Records shown
◇ ◇ ◇ ◇ ◇ ◇ ◇

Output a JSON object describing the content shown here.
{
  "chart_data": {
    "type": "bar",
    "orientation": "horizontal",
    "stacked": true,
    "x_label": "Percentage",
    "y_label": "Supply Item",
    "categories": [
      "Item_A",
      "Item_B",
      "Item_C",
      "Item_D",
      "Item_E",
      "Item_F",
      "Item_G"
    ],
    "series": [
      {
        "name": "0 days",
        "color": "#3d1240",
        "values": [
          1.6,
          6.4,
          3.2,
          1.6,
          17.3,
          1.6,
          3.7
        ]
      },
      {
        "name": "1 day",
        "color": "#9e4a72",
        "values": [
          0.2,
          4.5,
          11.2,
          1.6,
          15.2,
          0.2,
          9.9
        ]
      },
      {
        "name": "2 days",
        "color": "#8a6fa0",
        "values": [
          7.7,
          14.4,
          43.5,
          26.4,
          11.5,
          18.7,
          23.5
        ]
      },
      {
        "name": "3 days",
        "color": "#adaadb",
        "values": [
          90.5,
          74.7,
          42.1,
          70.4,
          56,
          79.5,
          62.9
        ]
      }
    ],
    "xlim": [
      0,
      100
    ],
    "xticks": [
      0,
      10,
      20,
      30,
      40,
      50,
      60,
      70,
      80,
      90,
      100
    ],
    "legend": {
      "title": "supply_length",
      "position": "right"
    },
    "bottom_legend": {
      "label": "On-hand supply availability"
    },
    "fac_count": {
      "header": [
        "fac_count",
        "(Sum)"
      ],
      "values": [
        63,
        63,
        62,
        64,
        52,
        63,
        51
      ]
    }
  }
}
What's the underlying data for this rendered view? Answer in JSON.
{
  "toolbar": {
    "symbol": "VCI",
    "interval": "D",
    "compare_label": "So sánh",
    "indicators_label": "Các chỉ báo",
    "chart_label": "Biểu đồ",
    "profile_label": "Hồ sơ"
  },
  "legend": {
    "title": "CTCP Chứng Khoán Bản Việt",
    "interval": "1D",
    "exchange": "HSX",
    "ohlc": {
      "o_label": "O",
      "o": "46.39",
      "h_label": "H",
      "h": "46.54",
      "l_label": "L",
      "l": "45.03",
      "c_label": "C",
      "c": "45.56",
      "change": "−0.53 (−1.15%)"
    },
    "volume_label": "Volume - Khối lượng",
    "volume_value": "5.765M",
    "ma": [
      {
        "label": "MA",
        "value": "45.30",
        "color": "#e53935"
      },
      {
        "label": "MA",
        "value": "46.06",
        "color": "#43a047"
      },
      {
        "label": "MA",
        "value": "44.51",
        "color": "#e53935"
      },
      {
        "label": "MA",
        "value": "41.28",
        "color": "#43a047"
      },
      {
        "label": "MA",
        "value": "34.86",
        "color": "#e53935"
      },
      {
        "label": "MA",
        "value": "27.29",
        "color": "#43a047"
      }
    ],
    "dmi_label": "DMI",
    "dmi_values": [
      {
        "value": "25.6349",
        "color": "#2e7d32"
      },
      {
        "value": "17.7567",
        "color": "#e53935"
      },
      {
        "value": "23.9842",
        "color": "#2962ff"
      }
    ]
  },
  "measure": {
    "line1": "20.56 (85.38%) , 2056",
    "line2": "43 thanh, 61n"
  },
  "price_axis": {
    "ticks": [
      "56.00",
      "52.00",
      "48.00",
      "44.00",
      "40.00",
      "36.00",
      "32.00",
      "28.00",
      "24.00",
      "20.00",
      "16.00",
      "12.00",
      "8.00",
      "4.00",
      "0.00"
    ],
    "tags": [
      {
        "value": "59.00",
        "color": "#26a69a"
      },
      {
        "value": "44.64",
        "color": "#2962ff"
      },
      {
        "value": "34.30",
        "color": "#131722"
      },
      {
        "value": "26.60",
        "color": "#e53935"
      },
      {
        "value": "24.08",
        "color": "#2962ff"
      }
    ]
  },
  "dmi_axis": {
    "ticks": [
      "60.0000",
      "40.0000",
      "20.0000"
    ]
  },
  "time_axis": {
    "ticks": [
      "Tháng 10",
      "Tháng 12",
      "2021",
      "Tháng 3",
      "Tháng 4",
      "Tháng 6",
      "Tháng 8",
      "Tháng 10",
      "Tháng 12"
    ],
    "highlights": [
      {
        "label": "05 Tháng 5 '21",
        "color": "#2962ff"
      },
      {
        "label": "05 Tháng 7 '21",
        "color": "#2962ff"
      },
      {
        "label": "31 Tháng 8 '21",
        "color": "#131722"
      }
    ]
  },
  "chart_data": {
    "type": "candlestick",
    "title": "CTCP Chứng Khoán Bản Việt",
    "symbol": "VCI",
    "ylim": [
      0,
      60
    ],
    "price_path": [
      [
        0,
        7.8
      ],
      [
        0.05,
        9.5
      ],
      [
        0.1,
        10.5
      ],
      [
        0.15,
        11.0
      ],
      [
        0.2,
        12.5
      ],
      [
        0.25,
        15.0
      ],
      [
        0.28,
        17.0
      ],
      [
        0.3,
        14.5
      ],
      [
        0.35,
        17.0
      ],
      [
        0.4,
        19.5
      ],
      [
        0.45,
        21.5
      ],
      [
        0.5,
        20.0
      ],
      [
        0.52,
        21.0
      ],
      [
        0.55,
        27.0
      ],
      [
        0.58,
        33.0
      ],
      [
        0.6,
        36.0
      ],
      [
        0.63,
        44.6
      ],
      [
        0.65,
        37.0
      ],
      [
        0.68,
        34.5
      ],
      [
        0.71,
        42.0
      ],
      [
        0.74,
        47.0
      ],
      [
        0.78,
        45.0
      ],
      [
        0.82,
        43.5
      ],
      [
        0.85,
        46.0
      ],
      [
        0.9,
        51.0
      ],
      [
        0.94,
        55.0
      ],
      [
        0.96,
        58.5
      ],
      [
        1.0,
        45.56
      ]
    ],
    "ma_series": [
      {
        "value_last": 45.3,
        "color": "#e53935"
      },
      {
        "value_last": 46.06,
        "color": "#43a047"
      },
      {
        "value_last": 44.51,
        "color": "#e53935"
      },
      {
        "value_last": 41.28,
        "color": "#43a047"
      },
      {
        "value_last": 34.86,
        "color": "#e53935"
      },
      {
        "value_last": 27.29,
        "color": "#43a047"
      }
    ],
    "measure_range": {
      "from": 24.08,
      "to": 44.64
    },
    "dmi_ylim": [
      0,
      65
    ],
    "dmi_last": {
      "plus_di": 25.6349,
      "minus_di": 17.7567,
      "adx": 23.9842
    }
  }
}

◇ ◇ ◇ ◇ ◇ ◇ ◇

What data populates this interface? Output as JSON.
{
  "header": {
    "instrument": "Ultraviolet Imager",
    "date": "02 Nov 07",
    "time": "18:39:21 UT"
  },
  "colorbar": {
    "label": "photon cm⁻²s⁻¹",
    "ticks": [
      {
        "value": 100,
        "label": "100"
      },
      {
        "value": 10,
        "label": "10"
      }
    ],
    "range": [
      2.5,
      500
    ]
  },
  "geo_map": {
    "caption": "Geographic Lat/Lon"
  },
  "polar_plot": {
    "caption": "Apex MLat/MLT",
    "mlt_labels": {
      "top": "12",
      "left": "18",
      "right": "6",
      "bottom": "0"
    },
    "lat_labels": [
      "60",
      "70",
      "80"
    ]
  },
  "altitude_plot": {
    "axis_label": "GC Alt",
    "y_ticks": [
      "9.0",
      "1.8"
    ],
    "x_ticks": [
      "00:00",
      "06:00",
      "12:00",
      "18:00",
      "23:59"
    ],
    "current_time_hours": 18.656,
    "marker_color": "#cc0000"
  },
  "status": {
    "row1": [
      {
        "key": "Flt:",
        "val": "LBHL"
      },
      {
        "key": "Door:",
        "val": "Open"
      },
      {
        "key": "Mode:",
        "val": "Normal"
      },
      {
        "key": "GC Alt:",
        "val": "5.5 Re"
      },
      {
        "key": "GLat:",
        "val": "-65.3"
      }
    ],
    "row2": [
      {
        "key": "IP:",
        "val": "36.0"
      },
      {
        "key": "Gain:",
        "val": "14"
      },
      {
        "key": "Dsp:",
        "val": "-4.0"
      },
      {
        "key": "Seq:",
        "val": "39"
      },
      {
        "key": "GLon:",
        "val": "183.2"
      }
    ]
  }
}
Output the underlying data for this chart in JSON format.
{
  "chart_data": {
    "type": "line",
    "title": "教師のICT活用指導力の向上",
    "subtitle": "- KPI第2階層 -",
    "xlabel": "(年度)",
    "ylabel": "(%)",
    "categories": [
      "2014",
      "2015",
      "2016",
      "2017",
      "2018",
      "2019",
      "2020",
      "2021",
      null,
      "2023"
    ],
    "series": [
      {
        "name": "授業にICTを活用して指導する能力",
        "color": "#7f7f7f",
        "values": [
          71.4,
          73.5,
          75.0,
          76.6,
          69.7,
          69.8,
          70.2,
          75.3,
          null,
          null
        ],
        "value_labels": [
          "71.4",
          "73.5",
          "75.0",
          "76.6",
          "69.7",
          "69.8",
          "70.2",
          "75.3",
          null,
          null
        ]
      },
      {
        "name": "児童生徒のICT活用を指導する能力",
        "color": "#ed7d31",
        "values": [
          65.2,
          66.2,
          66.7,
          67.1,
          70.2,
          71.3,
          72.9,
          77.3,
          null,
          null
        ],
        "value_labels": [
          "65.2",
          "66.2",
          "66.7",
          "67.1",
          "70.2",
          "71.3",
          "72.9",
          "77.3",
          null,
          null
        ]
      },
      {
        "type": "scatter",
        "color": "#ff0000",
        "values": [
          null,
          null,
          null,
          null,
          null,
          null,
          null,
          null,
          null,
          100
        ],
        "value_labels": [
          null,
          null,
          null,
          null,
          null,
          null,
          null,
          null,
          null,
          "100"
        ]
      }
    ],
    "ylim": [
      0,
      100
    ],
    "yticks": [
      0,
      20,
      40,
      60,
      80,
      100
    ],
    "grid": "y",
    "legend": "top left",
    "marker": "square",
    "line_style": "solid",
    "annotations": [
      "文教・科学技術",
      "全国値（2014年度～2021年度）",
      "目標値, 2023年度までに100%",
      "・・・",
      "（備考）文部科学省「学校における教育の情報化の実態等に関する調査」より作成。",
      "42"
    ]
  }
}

◇ ◇ ◇ ◇ ◇ ◇ ◇

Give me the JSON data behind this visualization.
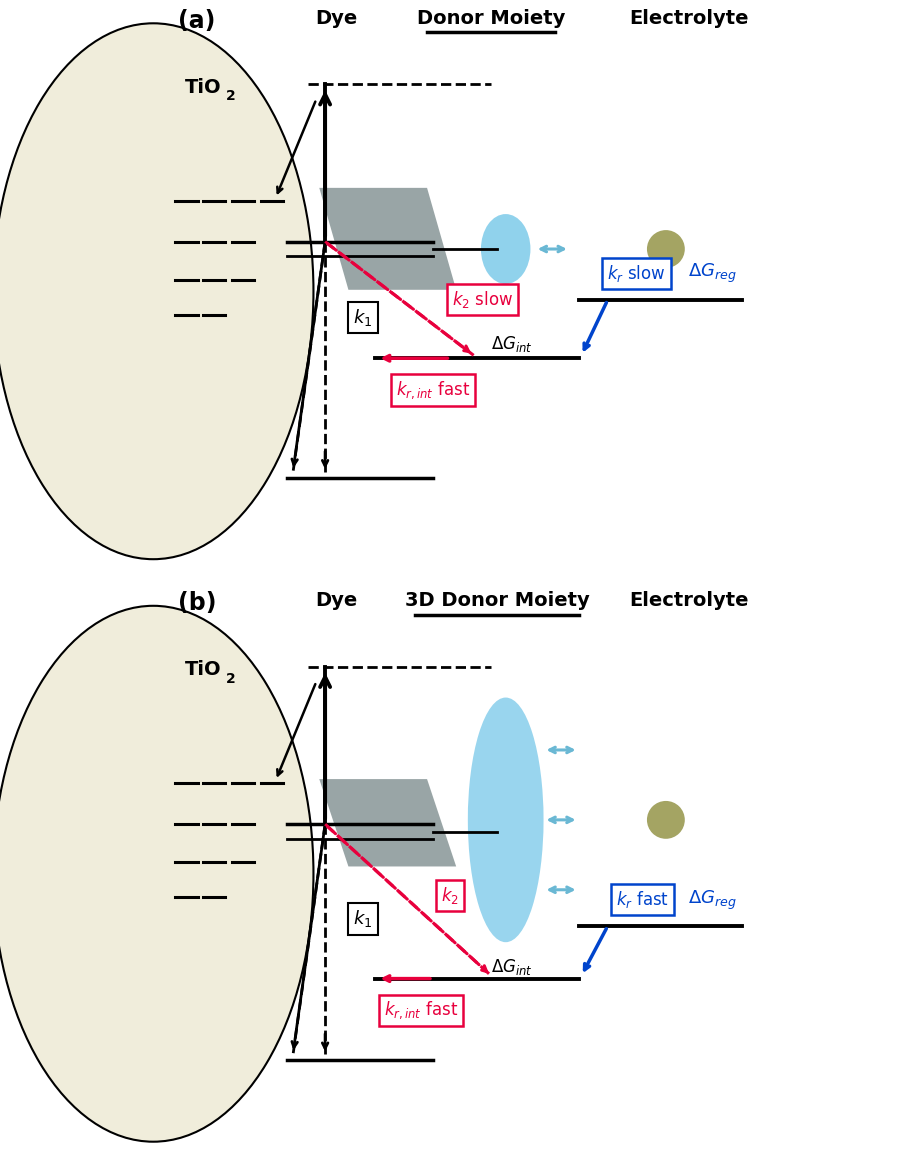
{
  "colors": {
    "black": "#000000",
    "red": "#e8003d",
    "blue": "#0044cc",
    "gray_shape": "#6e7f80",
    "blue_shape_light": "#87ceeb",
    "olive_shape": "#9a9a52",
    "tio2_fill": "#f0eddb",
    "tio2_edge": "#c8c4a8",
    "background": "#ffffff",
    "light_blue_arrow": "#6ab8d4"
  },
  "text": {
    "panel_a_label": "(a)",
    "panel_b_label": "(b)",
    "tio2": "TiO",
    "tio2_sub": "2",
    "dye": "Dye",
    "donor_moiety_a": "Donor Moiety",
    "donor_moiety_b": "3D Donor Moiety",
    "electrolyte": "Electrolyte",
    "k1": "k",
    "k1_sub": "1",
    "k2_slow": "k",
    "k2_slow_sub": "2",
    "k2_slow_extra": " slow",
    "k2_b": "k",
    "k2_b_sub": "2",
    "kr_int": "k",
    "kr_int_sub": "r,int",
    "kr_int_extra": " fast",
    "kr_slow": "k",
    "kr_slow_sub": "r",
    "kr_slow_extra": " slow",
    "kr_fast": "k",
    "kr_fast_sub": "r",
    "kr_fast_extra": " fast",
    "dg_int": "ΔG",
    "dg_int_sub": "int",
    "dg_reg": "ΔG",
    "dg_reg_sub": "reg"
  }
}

◇ ◇ ◇ ◇ ◇ ◇ ◇

Look through the data above. Copy every line with the string "JSON" in it.

Output a JSON object describing the content shown here.
What's the underlying data for this rendered view? Answer in JSON.
What data populates this interface? Output as JSON.
Output the underlying data for this chart in JSON format.
Give me the JSON data behind this visualization.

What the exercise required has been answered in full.